[Consignes]
(1) Quelles fonctions le texte sur les indices HACK énumère-t-il juste après « Cela représente un vaste éventail de fonctions » ? Citez-les toutes.
(2) Rédigez la suite du texte sur les indices HACK, à partir de sa dernière phrase.

Au-delà de leur lien plus étroit avec la santé et la stabilité du microbiote, certains taxons présentant un indice HACK élevé sont associés à une réponse favorable à diverses interventions thérapeutiques liées au microbiote, telles que le régime méditerranéen ou l’immunothérapie anticancéreuse.
En analysant les annotations fonctionnelles à l’échelle du génome obtenues à partir de 32 005 génomes couvrant 122 des 201 taxons, les auteurs ont identifié 150 familles de fonctions spécifiquement enrichies et conservées dans les génomes des taxons présentant un indice HACK élevé. Cela représente un vaste éventail de fonctions : production de butyrate/propionate aux propriétés antiinflammatoires, synthèse de nombreuses vitamines, biosynthèse d’acides aminés neuro-actifs comme le tryptophane, ainsi que de leurs dérivés anti-inflammatoires bénéfiques tels que les indoles, ou encore les chondroïtine-sulfates. Ces fonctions pourront être explorées pour comprendre les mécanismes sous-jacents.
Quelles sont les conséquences en pratique ?
Les indices HACK ont été calculés à partir d’une cohorte mondiale de 45 000 microbiomes intestinaux couvrant les six grands continents, dans l’une des études les plus exhaustives à ce jour. Ces indices représentent une avancée vers la priorisation rationnelle des espèces microbiennes intestinales comme potentielles thérapeutiques fondées sur le microbiome. En outre, les fonctionnalités associées aux indices HACK pourraient aider à identifier les voies et capacités métaboliques liées à la santé générale et à la stabilité du microbiome.

[Données brutes]
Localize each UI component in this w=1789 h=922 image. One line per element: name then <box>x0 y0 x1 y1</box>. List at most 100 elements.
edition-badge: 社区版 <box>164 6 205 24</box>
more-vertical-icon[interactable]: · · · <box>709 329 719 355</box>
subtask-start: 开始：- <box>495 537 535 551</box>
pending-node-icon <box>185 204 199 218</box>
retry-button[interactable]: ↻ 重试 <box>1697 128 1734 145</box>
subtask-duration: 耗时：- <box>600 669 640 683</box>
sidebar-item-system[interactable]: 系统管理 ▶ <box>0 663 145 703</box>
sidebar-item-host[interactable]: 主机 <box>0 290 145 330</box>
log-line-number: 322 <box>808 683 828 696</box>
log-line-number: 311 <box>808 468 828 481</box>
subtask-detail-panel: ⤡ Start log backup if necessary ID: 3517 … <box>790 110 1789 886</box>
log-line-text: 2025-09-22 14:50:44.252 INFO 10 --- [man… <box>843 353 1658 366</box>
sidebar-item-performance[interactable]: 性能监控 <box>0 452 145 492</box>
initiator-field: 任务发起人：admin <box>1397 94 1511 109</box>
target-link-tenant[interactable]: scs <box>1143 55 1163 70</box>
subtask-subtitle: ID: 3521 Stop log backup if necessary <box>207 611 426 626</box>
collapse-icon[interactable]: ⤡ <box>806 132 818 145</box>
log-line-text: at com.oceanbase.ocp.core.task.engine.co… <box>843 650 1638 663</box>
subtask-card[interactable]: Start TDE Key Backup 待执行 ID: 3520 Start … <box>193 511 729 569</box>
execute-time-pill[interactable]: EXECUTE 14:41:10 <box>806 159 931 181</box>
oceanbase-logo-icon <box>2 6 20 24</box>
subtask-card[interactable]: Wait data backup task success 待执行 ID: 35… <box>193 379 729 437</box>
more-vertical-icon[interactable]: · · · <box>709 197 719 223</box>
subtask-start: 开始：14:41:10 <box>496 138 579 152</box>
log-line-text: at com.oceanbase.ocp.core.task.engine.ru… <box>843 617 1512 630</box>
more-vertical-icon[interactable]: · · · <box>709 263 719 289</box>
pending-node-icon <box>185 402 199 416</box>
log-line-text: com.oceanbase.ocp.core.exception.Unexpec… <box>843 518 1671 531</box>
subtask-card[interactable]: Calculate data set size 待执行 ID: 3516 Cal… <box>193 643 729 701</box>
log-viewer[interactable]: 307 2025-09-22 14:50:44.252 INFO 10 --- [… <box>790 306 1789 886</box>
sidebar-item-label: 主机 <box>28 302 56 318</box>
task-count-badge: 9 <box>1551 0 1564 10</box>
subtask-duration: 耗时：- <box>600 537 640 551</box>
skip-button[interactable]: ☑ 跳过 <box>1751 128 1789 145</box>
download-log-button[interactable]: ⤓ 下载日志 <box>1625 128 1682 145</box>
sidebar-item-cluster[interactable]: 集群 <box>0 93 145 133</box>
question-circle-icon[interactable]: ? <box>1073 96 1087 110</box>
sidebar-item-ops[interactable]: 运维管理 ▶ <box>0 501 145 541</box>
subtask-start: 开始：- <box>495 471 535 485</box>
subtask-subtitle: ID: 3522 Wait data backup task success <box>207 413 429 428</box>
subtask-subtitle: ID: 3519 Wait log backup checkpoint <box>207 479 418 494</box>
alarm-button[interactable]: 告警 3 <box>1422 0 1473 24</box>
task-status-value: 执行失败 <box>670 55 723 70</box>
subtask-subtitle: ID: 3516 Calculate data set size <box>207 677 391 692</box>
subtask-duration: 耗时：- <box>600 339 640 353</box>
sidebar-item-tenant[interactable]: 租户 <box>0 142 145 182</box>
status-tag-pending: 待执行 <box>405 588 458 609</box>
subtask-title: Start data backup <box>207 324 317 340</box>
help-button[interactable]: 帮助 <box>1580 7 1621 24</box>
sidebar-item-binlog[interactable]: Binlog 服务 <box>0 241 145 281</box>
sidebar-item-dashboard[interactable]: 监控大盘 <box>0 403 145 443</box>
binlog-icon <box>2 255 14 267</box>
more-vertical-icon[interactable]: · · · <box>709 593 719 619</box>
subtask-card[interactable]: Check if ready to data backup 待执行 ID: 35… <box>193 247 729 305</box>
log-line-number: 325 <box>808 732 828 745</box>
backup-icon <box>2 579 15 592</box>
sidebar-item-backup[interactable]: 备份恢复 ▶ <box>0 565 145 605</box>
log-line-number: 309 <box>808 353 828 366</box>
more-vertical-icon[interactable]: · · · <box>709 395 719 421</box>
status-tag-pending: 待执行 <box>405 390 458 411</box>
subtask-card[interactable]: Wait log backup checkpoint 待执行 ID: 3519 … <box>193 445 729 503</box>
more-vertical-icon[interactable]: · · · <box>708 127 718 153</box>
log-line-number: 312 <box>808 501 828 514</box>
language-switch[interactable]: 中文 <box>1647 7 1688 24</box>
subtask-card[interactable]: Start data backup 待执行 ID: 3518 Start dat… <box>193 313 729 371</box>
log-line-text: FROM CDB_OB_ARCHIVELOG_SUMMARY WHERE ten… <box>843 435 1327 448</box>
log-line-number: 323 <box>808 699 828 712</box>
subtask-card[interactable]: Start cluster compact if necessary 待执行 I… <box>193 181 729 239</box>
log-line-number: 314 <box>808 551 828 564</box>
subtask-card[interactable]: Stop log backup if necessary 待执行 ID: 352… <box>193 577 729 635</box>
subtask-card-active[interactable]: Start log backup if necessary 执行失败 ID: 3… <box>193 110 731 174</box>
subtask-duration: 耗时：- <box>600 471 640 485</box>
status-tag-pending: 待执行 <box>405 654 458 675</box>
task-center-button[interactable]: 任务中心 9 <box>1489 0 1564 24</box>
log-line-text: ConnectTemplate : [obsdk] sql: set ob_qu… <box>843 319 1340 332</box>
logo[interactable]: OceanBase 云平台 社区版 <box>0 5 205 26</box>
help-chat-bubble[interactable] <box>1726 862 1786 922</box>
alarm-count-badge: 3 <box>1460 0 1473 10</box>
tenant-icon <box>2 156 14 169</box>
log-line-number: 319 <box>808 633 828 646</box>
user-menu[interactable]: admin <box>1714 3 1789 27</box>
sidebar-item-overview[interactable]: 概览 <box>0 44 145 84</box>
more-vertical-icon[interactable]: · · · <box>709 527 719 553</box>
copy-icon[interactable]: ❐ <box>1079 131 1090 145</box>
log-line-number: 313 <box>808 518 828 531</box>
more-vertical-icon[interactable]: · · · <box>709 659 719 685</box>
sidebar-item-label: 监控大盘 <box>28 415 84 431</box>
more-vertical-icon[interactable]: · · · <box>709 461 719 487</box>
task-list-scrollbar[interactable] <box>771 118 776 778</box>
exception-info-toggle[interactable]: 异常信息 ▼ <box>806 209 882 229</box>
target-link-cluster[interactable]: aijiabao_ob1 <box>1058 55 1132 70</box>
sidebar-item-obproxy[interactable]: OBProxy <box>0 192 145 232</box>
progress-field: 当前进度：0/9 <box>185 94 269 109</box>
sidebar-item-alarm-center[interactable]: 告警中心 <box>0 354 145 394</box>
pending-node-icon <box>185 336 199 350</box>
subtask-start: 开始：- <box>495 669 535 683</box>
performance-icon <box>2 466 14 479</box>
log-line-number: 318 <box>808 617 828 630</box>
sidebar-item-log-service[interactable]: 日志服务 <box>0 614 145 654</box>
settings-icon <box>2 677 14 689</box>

[Réponses]
(1)
- production de butyrate/propionate aux propriétés antiinflammatoires
- synthèse de nombreuses vitamines
- biosynthèse d'acides aminés neuro-actifs comme le tryptophane
- dérivés anti-inflammatoires bénéfiques de ces acides aminés, tels que les indoles
- chondroïtine-sulfates

(2)
- À partir de 45 454 microbiomes issus de 141 cohortes (42 pays, 28 groupes de maladies), cette étude a classé 201 taxons selon leurs modes d’association avec trois traits essentiels de la santé de l’hôte et du microbiome : i) prévalence chez des sujets non malades ; ii) stabilité temporelle ; et iii) association négative avec la maladie
- Parmi les 17 bacteries avec les scores les plus élevés, on rerouve Faecalibacterium prausnitzii et Bacteroides uniformis en première et deuxièmes positions
- Le classement était reproductible quels que soient le type de séquençage et le mode de vie des cohortes
- Les taxons les mieux classés sont liés à des réponses positives à différentes interventions thérapeutiques liées au microbiote
Conclusion
En partant d’une très grande base de données, cette étude permet d’identifier un groupe de 17 taxons particulièrement prévalents, stables au cours du temps et associés à la santé. En plus d’avancer vers la définition des composants clés du microbiote humain en termes de taxonomie et de fonctions, ce travail offre une base rationnelle pour la définition de nouvelles thérapies basées sur le microbiote intestinal ou le ciblant.
- Goel A, Shete O, Goswami S, et al. Toward a health-associated core keystone index for the human gut microbiome. Cell Rep 2025 ; 44 : 115378.
- Shanahan F, Ghosh TS, O’Toole PW. The Healthy Microbiome—What Is the Definition of a Healthy Gut Microbiome? Gastroenterology 2021 ; 160 : 483-94.
- Pasolli E, Asnicar F, Manara S, et al. Extensive Unexplored Human Microbiome Diversity Revealed by Over 150,000 Genomes from Metagenomes Spanning Age, Geography, and Lifestyle. Cell 2019 ; 176 : 649-62.
- Martín R, Rios-Covian D, Huillet E, et al. Faecalibacterium: a bacterial genus with promising human health applications. FEMS Microbiol Rev 2023 ; 47.